__Goal__
Quote the full listing word for word.

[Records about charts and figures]
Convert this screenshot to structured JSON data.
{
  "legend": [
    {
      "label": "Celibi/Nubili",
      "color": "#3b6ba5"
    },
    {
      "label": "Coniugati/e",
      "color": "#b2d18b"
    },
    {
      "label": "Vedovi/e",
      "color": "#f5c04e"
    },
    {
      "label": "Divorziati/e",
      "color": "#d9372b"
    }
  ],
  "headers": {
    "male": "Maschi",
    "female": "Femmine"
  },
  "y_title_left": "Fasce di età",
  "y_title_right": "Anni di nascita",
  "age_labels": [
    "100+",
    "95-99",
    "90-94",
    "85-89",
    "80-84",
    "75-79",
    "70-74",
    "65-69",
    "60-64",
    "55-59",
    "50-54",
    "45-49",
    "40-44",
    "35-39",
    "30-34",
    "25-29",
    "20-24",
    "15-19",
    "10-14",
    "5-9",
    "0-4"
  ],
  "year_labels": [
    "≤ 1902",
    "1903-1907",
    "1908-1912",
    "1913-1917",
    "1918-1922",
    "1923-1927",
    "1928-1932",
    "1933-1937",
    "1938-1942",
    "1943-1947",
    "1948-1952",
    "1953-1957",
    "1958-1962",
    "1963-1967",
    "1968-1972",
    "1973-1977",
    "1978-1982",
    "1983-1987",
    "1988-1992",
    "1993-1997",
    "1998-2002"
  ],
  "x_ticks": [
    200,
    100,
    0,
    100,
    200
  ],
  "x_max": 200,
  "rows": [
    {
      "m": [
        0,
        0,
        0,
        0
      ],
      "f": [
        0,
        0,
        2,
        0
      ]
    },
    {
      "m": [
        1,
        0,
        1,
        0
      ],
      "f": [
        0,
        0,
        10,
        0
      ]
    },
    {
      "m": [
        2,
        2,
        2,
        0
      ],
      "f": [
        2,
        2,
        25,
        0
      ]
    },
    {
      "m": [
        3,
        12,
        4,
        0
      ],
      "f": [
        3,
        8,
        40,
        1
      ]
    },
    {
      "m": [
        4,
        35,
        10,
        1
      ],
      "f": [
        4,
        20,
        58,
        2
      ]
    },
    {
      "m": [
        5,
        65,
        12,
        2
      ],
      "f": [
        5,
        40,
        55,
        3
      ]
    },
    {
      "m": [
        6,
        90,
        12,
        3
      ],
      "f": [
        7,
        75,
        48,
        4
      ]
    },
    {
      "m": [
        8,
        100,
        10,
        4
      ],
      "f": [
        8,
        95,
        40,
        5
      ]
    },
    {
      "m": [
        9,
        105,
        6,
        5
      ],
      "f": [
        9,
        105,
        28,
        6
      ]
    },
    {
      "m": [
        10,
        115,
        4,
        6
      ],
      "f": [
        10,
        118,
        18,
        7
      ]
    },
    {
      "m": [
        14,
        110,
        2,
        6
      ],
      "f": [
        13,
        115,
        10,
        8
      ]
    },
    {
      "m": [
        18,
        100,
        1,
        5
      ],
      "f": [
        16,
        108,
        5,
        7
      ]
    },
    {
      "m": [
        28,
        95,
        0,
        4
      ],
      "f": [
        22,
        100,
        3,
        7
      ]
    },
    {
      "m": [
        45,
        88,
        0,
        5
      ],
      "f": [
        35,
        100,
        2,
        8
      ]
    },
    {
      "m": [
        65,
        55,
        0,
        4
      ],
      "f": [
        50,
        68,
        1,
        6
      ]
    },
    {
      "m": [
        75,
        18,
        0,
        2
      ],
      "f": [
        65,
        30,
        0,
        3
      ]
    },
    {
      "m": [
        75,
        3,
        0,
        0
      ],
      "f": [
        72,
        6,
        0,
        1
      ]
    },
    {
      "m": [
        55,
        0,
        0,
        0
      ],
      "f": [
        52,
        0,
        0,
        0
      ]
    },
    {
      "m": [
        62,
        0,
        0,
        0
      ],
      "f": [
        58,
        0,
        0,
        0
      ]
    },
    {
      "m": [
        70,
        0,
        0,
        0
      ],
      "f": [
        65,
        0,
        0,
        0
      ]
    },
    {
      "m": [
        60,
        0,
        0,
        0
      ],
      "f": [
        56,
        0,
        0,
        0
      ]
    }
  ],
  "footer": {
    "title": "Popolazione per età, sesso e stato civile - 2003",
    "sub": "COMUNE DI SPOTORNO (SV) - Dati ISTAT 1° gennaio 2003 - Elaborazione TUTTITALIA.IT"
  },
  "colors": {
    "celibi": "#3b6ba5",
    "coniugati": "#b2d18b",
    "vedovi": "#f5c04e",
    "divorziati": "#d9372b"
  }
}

__Answer for the task__
Convert this screenshot to structured JSON data.
{
  "legend": [
    {
      "label": "Celibi/Nubili",
      "color": "#3b6ba5"
    },
    {
      "label": "Coniugati/e",
      "color": "#b2d18b"
    },
    {
      "label": "Vedovi/e",
      "color": "#f5c04e"
    },
    {
      "label": "Divorziati/e",
      "color": "#d9372b"
    }
  ],
  "headers": {
    "male": "Maschi",
    "female": "Femmine"
  },
  "y_title_left": "Fasce di età",
  "y_title_right": "Anni di nascita",
  "age_labels": [
    "100+",
    "95-99",
    "90-94",
    "85-89",
    "80-84",
    "75-79",
    "70-74",
    "65-69",
    "60-64",
    "55-59",
    "50-54",
    "45-49",
    "40-44",
    "35-39",
    "30-34",
    "25-29",
    "20-24",
    "15-19",
    "10-14",
    "5-9",
    "0-4"
  ],
  "year_labels": [
    "≤ 1902",
    "1903-1907",
    "1908-1912",
    "1913-1917",
    "1918-1922",
    "1923-1927",
    "1928-1932",
    "1933-1937",
    "1938-1942",
    "1943-1947",
    "1948-1952",
    "1953-1957",
    "1958-1962",
    "1963-1967",
    "1968-1972",
    "1973-1977",
    "1978-1982",
    "1983-1987",
    "1988-1992",
    "1993-1997",
    "1998-2002"
  ],
  "x_ticks": [
    200,
    100,
    0,
    100,
    200
  ],
  "x_max": 200,
  "rows": [
    {
      "m": [
        0,
        0,
        0,
        0
      ],
      "f": [
        0,
        0,
        2,
        0
      ]
    },
    {
      "m": [
        1,
        0,
        1,
        0
      ],
      "f": [
        0,
        0,
        10,
        0
      ]
    },
    {
      "m": [
        2,
        2,
        2,
        0
      ],
      "f": [
        2,
        2,
        25,
        0
      ]
    },
    {
      "m": [
        3,
        12,
        4,
        0
      ],
      "f": [
        3,
        8,
        40,
        1
      ]
    },
    {
      "m": [
        4,
        35,
        10,
        1
      ],
      "f": [
        4,
        20,
        58,
        2
      ]
    },
    {
      "m": [
        5,
        65,
        12,
        2
      ],
      "f": [
        5,
        40,
        55,
        3
      ]
    },
    {
      "m": [
        6,
        90,
        12,
        3
      ],
      "f": [
        7,
        75,
        48,
        4
      ]
    },
    {
      "m": [
        8,
        100,
        10,
        4
      ],
      "f": [
        8,
        95,
        40,
        5
      ]
    },
    {
      "m": [
        9,
        105,
        6,
        5
      ],
      "f": [
        9,
        105,
        28,
        6
      ]
    },
    {
      "m": [
        10,
        115,
        4,
        6
      ],
      "f": [
        10,
        118,
        18,
        7
      ]
    },
    {
      "m": [
        14,
        110,
        2,
        6
      ],
      "f": [
        13,
        115,
        10,
        8
      ]
    },
    {
      "m": [
        18,
        100,
        1,
        5
      ],
      "f": [
        16,
        108,
        5,
        7
      ]
    },
    {
      "m": [
        28,
        95,
        0,
        4
      ],
      "f": [
        22,
        100,
        3,
        7
      ]
    },
    {
      "m": [
        45,
        88,
        0,
        5
      ],
      "f": [
        35,
        100,
        2,
        8
      ]
    },
    {
      "m": [
        65,
        55,
        0,
        4
      ],
      "f": [
        50,
        68,
        1,
        6
      ]
    },
    {
      "m": [
        75,
        18,
        0,
        2
      ],
      "f": [
        65,
        30,
        0,
        3
      ]
    },
    {
      "m": [
        75,
        3,
        0,
        0
      ],
      "f": [
        72,
        6,
        0,
        1
      ]
    },
    {
      "m": [
        55,
        0,
        0,
        0
      ],
      "f": [
        52,
        0,
        0,
        0
      ]
    },
    {
      "m": [
        62,
        0,
        0,
        0
      ],
      "f": [
        58,
        0,
        0,
        0
      ]
    },
    {
      "m": [
        70,
        0,
        0,
        0
      ],
      "f": [
        65,
        0,
        0,
        0
      ]
    },
    {
      "m": [
        60,
        0,
        0,
        0
      ],
      "f": [
        56,
        0,
        0,
        0
      ]
    }
  ],
  "footer": {
    "title": "Popolazione per età, sesso e stato civile - 2003",
    "sub": "COMUNE DI SPOTORNO (SV) - Dati ISTAT 1° gennaio 2003 - Elaborazione TUTTITALIA.IT"
  },
  "colors": {
    "celibi": "#3b6ba5",
    "coniugati": "#b2d18b",
    "vedovi": "#f5c04e",
    "divorziati": "#d9372b"
  }
}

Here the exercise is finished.